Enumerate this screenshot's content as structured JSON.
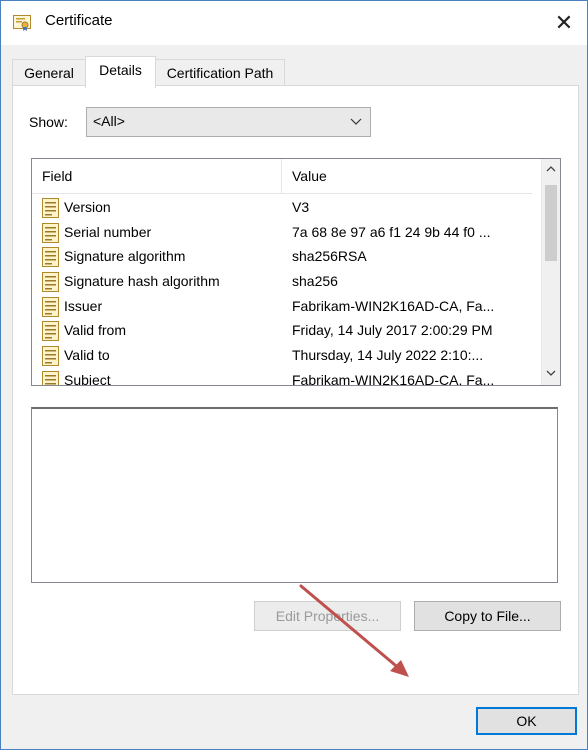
{
  "window": {
    "title": "Certificate"
  },
  "tabs": [
    {
      "label": "General"
    },
    {
      "label": "Details"
    },
    {
      "label": "Certification Path"
    }
  ],
  "details": {
    "show_label": "Show:",
    "show_value": "<All>",
    "columns": {
      "field": "Field",
      "value": "Value"
    },
    "rows": [
      {
        "field": "Version",
        "value": "V3"
      },
      {
        "field": "Serial number",
        "value": "7a 68 8e 97 a6 f1 24 9b 44 f0 ..."
      },
      {
        "field": "Signature algorithm",
        "value": "sha256RSA"
      },
      {
        "field": "Signature hash algorithm",
        "value": "sha256"
      },
      {
        "field": "Issuer",
        "value": "Fabrikam-WIN2K16AD-CA, Fa..."
      },
      {
        "field": "Valid from",
        "value": "Friday, 14 July 2017 2:00:29 PM"
      },
      {
        "field": "Valid to",
        "value": "Thursday, 14 July 2022 2:10:..."
      },
      {
        "field": "Subject",
        "value": "Fabrikam-WIN2K16AD-CA, Fa..."
      }
    ],
    "edit_properties_label": "Edit Properties...",
    "copy_to_file_label": "Copy to File..."
  },
  "footer": {
    "ok_label": "OK"
  },
  "colors": {
    "accent": "#0078d7",
    "annotation_arrow": "#c0504d"
  }
}
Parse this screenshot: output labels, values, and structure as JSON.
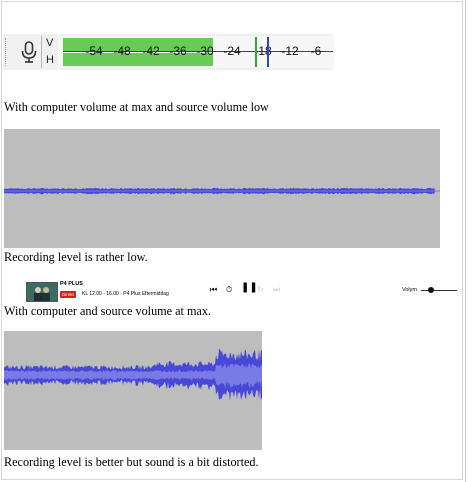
{
  "meter": {
    "channel_top": "V",
    "channel_bottom": "H",
    "scale": [
      "-54",
      "-48",
      "-42",
      "-36",
      "-30",
      "-24",
      "-18",
      "-12",
      "-6"
    ],
    "fill_color": "#66cc55",
    "icons": [
      "microphone-icon"
    ]
  },
  "captions": {
    "first": "With computer volume at max and source volume low",
    "second": "Recording level is rather low.",
    "third": "With computer and source volume at max.",
    "fourth": "Recording level is better but sound is a bit distorted."
  },
  "waveform_colors": {
    "background": "#bdbdbd",
    "wave": "#4747d8",
    "light": "#7a7ae6"
  },
  "player": {
    "channel": "P4 PLUS",
    "live_badge": "Direkt",
    "program": "KL 12.00 - 16.00 · P4 Plus Eftermiddag",
    "volume_label": "Volym",
    "volume_level": 0.2,
    "icons": [
      "skip-back-icon",
      "timer-icon",
      "pause-icon",
      "replay-icon",
      "skip-forward-icon"
    ]
  }
}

● ● ● ●

Return each full line of the entries that contains the word "JSON".

Enumerate this screenshot's content as structured JSON.
Parse this screenshot: output labels, values, and structure as JSON.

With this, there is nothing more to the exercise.